_TUGAS DAN LATIHAN_
A. Dalam berita tentang Natuna, Ono Surono tercatat sebagai anggota komisi apa di DPR RI?
B. Tolong salin persis bagian berita tentang Natuna itu, mulai dari "Selasa 07 Jan" dan berakhir pada "atas konflik Natuna.".

_POTONGAN DOKUMEN_
========================================================================

Selasa 07 Jan 2020 00:24 WIB

Politikus PDIP Tampik Anggapan Pemerintah Lembek di Natuna

Menurut politikus PDIP, pemerintah perlu mengambil langkah tepat atas konflik Natuna.

Rep: Ali Mansur/ Red: Andri Saubani
KRI Teuku Umar-385 melakukan peran muka belakang usai mengikuti upacara Operasi Siaga Tempur Laut Natuna 2020 di Pelabuhan Pangkalan TNI AL Ranai, Natuna, Kepulauan Riau, Jumat (3/1/2020).
Foto: M RISYAL HIDAYAT/ANTARA FOTO
KRI Teuku Umar-385 melakukan peran muka belakang usai mengikuti upacara Operasi Siaga Tempur Laut Natuna 2020 di Pelabuhan Pangkalan TNI AL Ranai, Natuna, Kepulauan Riau, Jumat (3/1/2020).

REPUBLIKA.CO.ID, JAKARTA -- Anggota Komisi IV Dewan Perwakilan Rakyat (DPR) RI, Ono Surono menampik anggapan bahwa, Kementerian Kelautan dan Perikanan (KKP) serta Badan Keamanan Laut Republik Indonesia (Bakamlah) lembek terhadap kapal-kapal China yang saat ini berada di Natuna. Justru menurutnya, Indonesia adalah negara yang kuat, tetapi perlu mengambil langkah yang tepat ditengah-tengah situasi memanas di Laut Natuna.

========================================================================

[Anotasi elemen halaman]

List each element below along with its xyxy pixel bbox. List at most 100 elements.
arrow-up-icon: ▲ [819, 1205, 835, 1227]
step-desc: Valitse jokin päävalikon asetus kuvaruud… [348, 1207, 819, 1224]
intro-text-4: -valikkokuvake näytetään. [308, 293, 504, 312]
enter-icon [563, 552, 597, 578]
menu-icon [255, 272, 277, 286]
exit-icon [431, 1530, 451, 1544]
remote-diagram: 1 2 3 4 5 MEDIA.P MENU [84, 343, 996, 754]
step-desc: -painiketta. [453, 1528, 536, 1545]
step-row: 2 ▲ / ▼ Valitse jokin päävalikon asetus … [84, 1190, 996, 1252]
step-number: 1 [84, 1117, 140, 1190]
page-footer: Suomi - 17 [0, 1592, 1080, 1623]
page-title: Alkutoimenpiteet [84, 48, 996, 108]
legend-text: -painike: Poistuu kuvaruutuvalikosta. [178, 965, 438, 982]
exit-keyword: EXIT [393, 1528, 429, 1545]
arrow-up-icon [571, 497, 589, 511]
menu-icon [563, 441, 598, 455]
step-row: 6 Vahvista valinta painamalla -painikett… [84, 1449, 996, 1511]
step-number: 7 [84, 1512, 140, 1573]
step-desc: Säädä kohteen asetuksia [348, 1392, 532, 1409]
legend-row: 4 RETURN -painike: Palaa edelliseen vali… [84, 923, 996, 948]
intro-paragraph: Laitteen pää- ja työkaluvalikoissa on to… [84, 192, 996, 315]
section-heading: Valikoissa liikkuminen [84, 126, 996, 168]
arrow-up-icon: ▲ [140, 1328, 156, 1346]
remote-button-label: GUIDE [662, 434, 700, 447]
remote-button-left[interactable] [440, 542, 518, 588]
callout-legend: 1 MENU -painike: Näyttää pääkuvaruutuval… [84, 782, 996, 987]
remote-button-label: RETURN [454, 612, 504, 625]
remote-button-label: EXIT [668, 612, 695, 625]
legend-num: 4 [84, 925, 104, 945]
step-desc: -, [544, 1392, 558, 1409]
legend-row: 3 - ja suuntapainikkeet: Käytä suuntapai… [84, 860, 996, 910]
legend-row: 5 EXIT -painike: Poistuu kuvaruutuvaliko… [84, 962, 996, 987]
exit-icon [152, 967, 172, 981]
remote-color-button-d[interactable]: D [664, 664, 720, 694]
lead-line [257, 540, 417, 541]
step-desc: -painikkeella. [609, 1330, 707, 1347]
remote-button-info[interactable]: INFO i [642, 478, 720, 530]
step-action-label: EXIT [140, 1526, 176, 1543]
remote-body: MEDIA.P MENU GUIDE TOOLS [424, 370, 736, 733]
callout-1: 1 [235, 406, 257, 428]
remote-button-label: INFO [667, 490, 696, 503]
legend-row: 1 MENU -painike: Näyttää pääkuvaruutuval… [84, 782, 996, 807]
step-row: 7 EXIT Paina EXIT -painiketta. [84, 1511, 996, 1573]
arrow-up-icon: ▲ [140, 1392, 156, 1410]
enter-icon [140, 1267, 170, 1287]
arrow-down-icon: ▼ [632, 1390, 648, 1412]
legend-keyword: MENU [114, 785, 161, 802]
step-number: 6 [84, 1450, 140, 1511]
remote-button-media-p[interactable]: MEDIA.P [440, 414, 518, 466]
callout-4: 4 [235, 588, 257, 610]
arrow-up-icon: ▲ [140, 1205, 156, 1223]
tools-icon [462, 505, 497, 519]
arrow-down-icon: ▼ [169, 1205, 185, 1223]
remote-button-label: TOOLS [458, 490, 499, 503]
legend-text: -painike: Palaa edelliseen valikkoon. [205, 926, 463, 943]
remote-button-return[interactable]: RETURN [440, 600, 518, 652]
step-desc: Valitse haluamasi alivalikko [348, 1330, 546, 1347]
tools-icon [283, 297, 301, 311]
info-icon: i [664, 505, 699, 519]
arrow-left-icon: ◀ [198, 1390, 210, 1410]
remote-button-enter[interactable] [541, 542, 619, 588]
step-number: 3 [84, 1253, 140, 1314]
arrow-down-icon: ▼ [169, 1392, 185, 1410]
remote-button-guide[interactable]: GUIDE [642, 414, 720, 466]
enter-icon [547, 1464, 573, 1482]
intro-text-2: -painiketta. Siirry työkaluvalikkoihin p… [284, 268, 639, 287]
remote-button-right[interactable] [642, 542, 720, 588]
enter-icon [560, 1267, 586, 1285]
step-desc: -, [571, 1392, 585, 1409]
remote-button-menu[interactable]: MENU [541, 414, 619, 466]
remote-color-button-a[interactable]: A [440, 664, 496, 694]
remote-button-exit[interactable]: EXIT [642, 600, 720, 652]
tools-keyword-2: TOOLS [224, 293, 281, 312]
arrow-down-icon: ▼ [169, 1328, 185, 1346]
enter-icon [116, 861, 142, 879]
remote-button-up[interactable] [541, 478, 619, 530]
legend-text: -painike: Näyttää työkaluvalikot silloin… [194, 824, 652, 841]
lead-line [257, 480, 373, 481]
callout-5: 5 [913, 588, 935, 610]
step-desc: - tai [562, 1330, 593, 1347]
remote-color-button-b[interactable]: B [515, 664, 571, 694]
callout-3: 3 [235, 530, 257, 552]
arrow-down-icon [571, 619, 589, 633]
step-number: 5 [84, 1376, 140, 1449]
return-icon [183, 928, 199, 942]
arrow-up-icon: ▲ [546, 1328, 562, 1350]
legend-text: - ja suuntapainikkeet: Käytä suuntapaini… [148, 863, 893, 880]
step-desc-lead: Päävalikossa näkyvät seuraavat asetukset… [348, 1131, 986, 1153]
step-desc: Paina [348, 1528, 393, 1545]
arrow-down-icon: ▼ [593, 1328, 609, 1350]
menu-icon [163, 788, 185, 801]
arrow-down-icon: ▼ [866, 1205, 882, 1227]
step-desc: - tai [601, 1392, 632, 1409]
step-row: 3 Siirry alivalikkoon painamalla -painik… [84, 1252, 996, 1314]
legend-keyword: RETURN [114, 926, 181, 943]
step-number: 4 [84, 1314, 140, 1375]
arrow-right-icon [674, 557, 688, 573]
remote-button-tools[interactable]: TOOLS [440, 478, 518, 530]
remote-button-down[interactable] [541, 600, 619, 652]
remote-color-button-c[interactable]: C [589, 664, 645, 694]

========================================================================

_KUNCI JAWABAN_
A. Komisi IV DPR RI.

B.
Selasa 07 Jan 2020 00:24 WIB

Politikus PDIP Tampik Anggapan Pemerintah Lembek di Natuna

Menurut politikus PDIP, pemerintah perlu mengambil langkah tepat atas konflik Natuna.